## GIVEN TASK
Output all entries verbatim. Skip pictures.

## SUPPLIED DATA
****************

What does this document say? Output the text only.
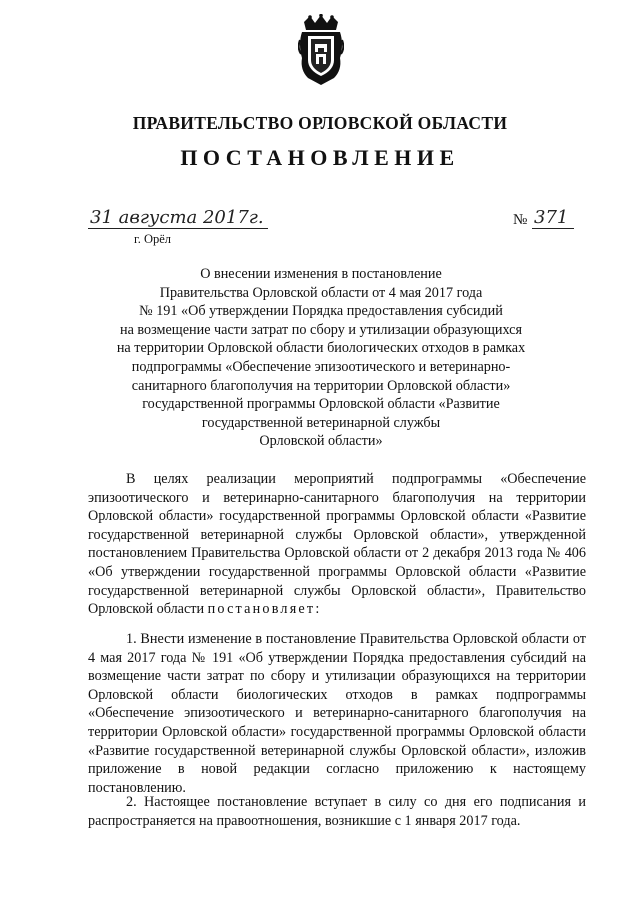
ПРАВИТЕЛЬСТВО ОРЛОВСКОЙ ОБЛАСТИ
ПОСТАНОВЛЕНИЕ
31 августа 2017г.
г. Орёл
№ 371
О внесении изменения в постановление
Правительства Орловской области от 4 мая 2017 года
№ 191 «Об утверждении Порядка предоставления субсидий
на возмещение части затрат по сбору и утилизации образующихся
на территории Орловской области биологических отходов в рамках
подпрограммы «Обеспечение эпизоотического и ветеринарно-
санитарного благополучия на территории Орловской области»
государственной программы Орловской области «Развитие
государственной ветеринарной службы
Орловской области»
В целях реализации мероприятий подпрограммы «Обеспечение эпизоотического и ветеринарно-санитарного благополучия на территории Орловской области» государственной программы Орловской области «Развитие государственной ветеринарной службы Орловской области», утвержденной постановлением Правительства Орловской области от 2 декабря 2013 года № 406 «Об утверждении государственной программы Орловской области «Развитие государственной ветеринарной службы Орловской области», Правительство Орловской области постановляет:
1. Внести изменение в постановление Правительства Орловской области от 4 мая 2017 года № 191 «Об утверждении Порядка предоставления субсидий на возмещение части затрат по сбору и утилизации образующихся на территории Орловской области биологических отходов в рамках подпрограммы «Обеспечение эпизоотического и ветеринарно-санитарного благополучия на территории Орловской области» государственной программы Орловской области «Развитие государственной ветеринарной службы Орловской области», изложив приложение в новой редакции согласно приложению к настоящему постановлению.
2. Настоящее постановление вступает в силу со дня его подписания и распространяется на правоотношения, возникшие с 1 января 2017 года.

****************

## ANSWER TO THE TASK
What does this document say? Output the text only.
ПРАВИТЕЛЬСТВО ОРЛОВСКОЙ ОБЛАСТИ
ПОСТАНОВЛЕНИЕ
31 августа 2017г.
г. Орёл
№ 371
О внесении изменения в постановление
Правительства Орловской области от 4 мая 2017 года
№ 191 «Об утверждении Порядка предоставления субсидий
на возмещение части затрат по сбору и утилизации образующихся
на территории Орловской области биологических отходов в рамках
подпрограммы «Обеспечение эпизоотического и ветеринарно-
санитарного благополучия на территории Орловской области»
государственной программы Орловской области «Развитие
государственной ветеринарной службы
Орловской области»
В целях реализации мероприятий подпрограммы «Обеспечение эпизоотического и ветеринарно-санитарного благополучия на территории Орловской области» государственной программы Орловской области «Развитие государственной ветеринарной службы Орловской области», утвержденной постановлением Правительства Орловской области от 2 декабря 2013 года № 406 «Об утверждении государственной программы Орловской области «Развитие государственной ветеринарной службы Орловской области», Правительство Орловской области постановляет:
1. Внести изменение в постановление Правительства Орловской области от 4 мая 2017 года № 191 «Об утверждении Порядка предоставления субсидий на возмещение части затрат по сбору и утилизации образующихся на территории Орловской области биологических отходов в рамках подпрограммы «Обеспечение эпизоотического и ветеринарно-санитарного благополучия на территории Орловской области» государственной программы Орловской области «Развитие государственной ветеринарной службы Орловской области», изложив приложение в новой редакции согласно приложению к настоящему постановлению.
2. Настоящее постановление вступает в силу со дня его подписания и распространяется на правоотношения, возникшие с 1 января 2017 года.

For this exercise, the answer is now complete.